TASK REQUIREMENTS
Present each line of the entries below that holds the word "label".

++++ PROVIDED MATERIAL ++++

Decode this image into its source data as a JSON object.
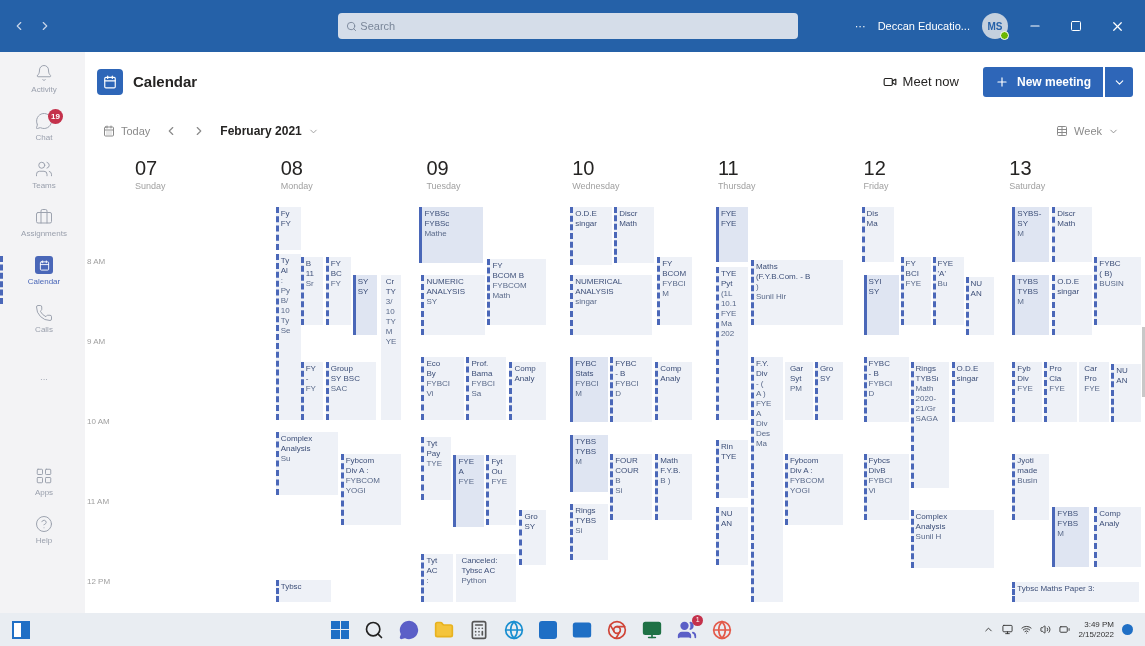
{
  "title_bar": {
    "search_placeholder": "Search",
    "more": "···",
    "org": "Deccan Educatio...",
    "avatar": "MS"
  },
  "rail": [
    {
      "label": "Activity",
      "selected": false
    },
    {
      "label": "Chat",
      "selected": false,
      "badge": "19"
    },
    {
      "label": "Teams",
      "selected": false
    },
    {
      "label": "Assignments",
      "selected": false
    },
    {
      "label": "Calendar",
      "selected": true
    },
    {
      "label": "Calls",
      "selected": false
    },
    {
      "label": "···",
      "selected": false
    },
    {
      "label": "Apps",
      "selected": false
    },
    {
      "label": "Help",
      "selected": false
    }
  ],
  "header": {
    "title": "Calendar",
    "meet_now": "Meet now",
    "new_meeting": "New meeting"
  },
  "toolbar": {
    "today": "Today",
    "month": "February 2021",
    "view": "Week"
  },
  "hours": [
    "8 AM",
    "9 AM",
    "10 AM",
    "11 AM",
    "12 PM"
  ],
  "days": [
    {
      "date": "07",
      "weekday": "Sunday"
    },
    {
      "date": "08",
      "weekday": "Monday",
      "events": [
        {
          "lines": [
            "Fy",
            "FY"
          ],
          "kind": "tentative"
        },
        {
          "lines": [
            "Ty",
            "Al",
            ":",
            "Py",
            "B/",
            "10",
            "Ty",
            "Se"
          ],
          "kind": "tentative"
        },
        {
          "lines": [
            "B",
            "11",
            "Sr"
          ],
          "kind": "tentative"
        },
        {
          "lines": [
            "FY",
            "BC",
            "FY"
          ],
          "kind": "tentative"
        },
        {
          "lines": [
            "SY",
            "SY"
          ],
          "kind": "accepted"
        },
        {
          "lines": [
            "Cr",
            "TY",
            "3/",
            "10",
            "TY",
            "M",
            "YE"
          ],
          "kind": "plain"
        },
        {
          "lines": [
            "FY",
            "-",
            "FY"
          ],
          "kind": "tentative"
        },
        {
          "lines": [
            "Group",
            "SY BSC",
            "SAC"
          ],
          "kind": "tentative"
        },
        {
          "lines": [
            "Complex",
            "Analysis",
            "Su"
          ],
          "kind": "tentative"
        },
        {
          "lines": [
            "Fybcom",
            "Div A :",
            "FYBCOM",
            "YOGI"
          ],
          "kind": "tentative"
        },
        {
          "lines": [
            "Tybsc"
          ],
          "kind": "tentative"
        }
      ]
    },
    {
      "date": "09",
      "weekday": "Tuesday",
      "events": [
        {
          "lines": [
            "FYBSc",
            "FYBSc",
            "Mathe"
          ],
          "kind": "accepted"
        },
        {
          "lines": [
            "FY",
            "BCOM B",
            "FYBCOM",
            "Math"
          ],
          "kind": "tentative"
        },
        {
          "lines": [
            "NUMERIC",
            "ANALYSIS",
            "SY"
          ],
          "kind": "tentative"
        },
        {
          "lines": [
            "Eco",
            "By",
            "FYBCI",
            "Vi"
          ],
          "kind": "tentative"
        },
        {
          "lines": [
            "Prof.",
            "Bama",
            "FYBCI",
            "Sa"
          ],
          "kind": "tentative"
        },
        {
          "lines": [
            "Comp",
            "Analy"
          ],
          "kind": "tentative"
        },
        {
          "lines": [
            "Tyt",
            "Pay",
            "TYE"
          ],
          "kind": "tentative"
        },
        {
          "lines": [
            "FYE",
            "A",
            "FYE"
          ],
          "kind": "accepted"
        },
        {
          "lines": [
            "Fyt",
            "Ou",
            "FYE"
          ],
          "kind": "tentative"
        },
        {
          "lines": [
            "Gro",
            "SY"
          ],
          "kind": "tentative"
        },
        {
          "lines": [
            "Tyt",
            "AC",
            ":"
          ],
          "kind": "tentative"
        },
        {
          "lines": [
            "Canceled:",
            "Tybsc AC",
            "Python"
          ],
          "kind": "plain"
        }
      ]
    },
    {
      "date": "10",
      "weekday": "Wednesday",
      "events": [
        {
          "lines": [
            "O.D.E",
            "singar"
          ],
          "kind": "tentative"
        },
        {
          "lines": [
            "Discr",
            "Math"
          ],
          "kind": "tentative"
        },
        {
          "lines": [
            "FY",
            "BCOM",
            "FYBCI",
            "M"
          ],
          "kind": "tentative"
        },
        {
          "lines": [
            "NUMERICAL",
            "ANALYSIS",
            "singar"
          ],
          "kind": "tentative"
        },
        {
          "lines": [
            "FYBC",
            "Stats",
            "FYBCI",
            "M"
          ],
          "kind": "accepted"
        },
        {
          "lines": [
            "FYBC",
            "- B",
            "FYBCI",
            "D"
          ],
          "kind": "tentative"
        },
        {
          "lines": [
            "Comp",
            "Analy"
          ],
          "kind": "tentative"
        },
        {
          "lines": [
            "TYBS",
            "TYBS",
            "M"
          ],
          "kind": "accepted"
        },
        {
          "lines": [
            "FOUR",
            "COUR",
            "B",
            "Si"
          ],
          "kind": "tentative"
        },
        {
          "lines": [
            "Math",
            "F.Y.B.",
            "B )"
          ],
          "kind": "tentative"
        },
        {
          "lines": [
            "Rings",
            "TYBS",
            "Si"
          ],
          "kind": "tentative"
        }
      ]
    },
    {
      "date": "11",
      "weekday": "Thursday",
      "events": [
        {
          "lines": [
            "FYE",
            "FYE"
          ],
          "kind": "accepted"
        },
        {
          "lines": [
            "TYE",
            "Pyt",
            "(1L",
            "10.1",
            "FYE",
            "Ma",
            "202"
          ],
          "kind": "tentative"
        },
        {
          "lines": [
            "Maths",
            "(F.Y.B.Com. - B",
            ")",
            "Sunil Hir"
          ],
          "kind": "tentative"
        },
        {
          "lines": [
            "F.Y.",
            "Div",
            "- (",
            "A )",
            "FYE",
            "A",
            "Div",
            "Des",
            "Ma"
          ],
          "kind": "tentative"
        },
        {
          "lines": [
            "Gar",
            "Syt",
            "PM"
          ],
          "kind": "plain"
        },
        {
          "lines": [
            "Gro",
            "SY"
          ],
          "kind": "tentative"
        },
        {
          "lines": [
            "Rin",
            "TYE"
          ],
          "kind": "tentative"
        },
        {
          "lines": [
            "Fybcom",
            "Div A :",
            "FYBCOM",
            "YOGI"
          ],
          "kind": "tentative"
        },
        {
          "lines": [
            "NU",
            "AN"
          ],
          "kind": "tentative"
        }
      ]
    },
    {
      "date": "12",
      "weekday": "Friday",
      "events": [
        {
          "lines": [
            "Dis",
            "Ma"
          ],
          "kind": "tentative"
        },
        {
          "lines": [
            "SYI",
            "SY"
          ],
          "kind": "accepted"
        },
        {
          "lines": [
            "FY",
            "BCI",
            "FYE"
          ],
          "kind": "tentative"
        },
        {
          "lines": [
            "FYE",
            "'A'",
            "Bu"
          ],
          "kind": "tentative"
        },
        {
          "lines": [
            "NU",
            "AN"
          ],
          "kind": "tentative"
        },
        {
          "lines": [
            "FYBC",
            "- B",
            "FYBCI",
            "D"
          ],
          "kind": "tentative"
        },
        {
          "lines": [
            "Rings",
            "TYBSı",
            "Math",
            "2020-",
            "21/Gr",
            "SAGA"
          ],
          "kind": "tentative"
        },
        {
          "lines": [
            "O.D.E",
            "singar"
          ],
          "kind": "tentative"
        },
        {
          "lines": [
            "Fybcs",
            "DivB",
            "FYBCI",
            "Vi"
          ],
          "kind": "tentative"
        },
        {
          "lines": [
            "Complex",
            "Analysis",
            "Sunil H"
          ],
          "kind": "tentative"
        }
      ]
    },
    {
      "date": "13",
      "weekday": "Saturday",
      "events": [
        {
          "lines": [
            "SYBS-",
            "SY",
            "M"
          ],
          "kind": "accepted"
        },
        {
          "lines": [
            "Discr",
            "Math"
          ],
          "kind": "tentative"
        },
        {
          "lines": [
            "FYBC",
            "( B)",
            "BUSIN"
          ],
          "kind": "tentative"
        },
        {
          "lines": [
            "TYBS",
            "TYBS",
            "M"
          ],
          "kind": "accepted"
        },
        {
          "lines": [
            "O.D.E",
            "singar"
          ],
          "kind": "tentative"
        },
        {
          "lines": [
            "Fyb",
            "Div",
            "FYE"
          ],
          "kind": "tentative"
        },
        {
          "lines": [
            "Pro",
            "Cla",
            "FYE"
          ],
          "kind": "tentative"
        },
        {
          "lines": [
            "Car",
            "Pro",
            "FYE"
          ],
          "kind": "plain"
        },
        {
          "lines": [
            "NU",
            "AN"
          ],
          "kind": "tentative"
        },
        {
          "lines": [
            "Jyoti",
            "made",
            "Busin"
          ],
          "kind": "tentative"
        },
        {
          "lines": [
            "FYBS",
            "FYBS",
            "M"
          ],
          "kind": "accepted"
        },
        {
          "lines": [
            "Comp",
            "Analy"
          ],
          "kind": "tentative"
        },
        {
          "lines": [
            "Tybsc Maths Paper 3:"
          ],
          "kind": "tentative"
        }
      ]
    }
  ],
  "taskbar": {
    "time": "3:49 PM",
    "date": "2/15/2022",
    "teams_badge": "1"
  }
}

++++

OUTPUT FOR THIS TASK
      "label": "Activity",
      "label": "Chat",
      "label": "Teams",
      "label": "Assignments",
      "label": "Calendar",
      "label": "Calls",
      "label": "···",
      "label": "Apps",
      "label": "Help",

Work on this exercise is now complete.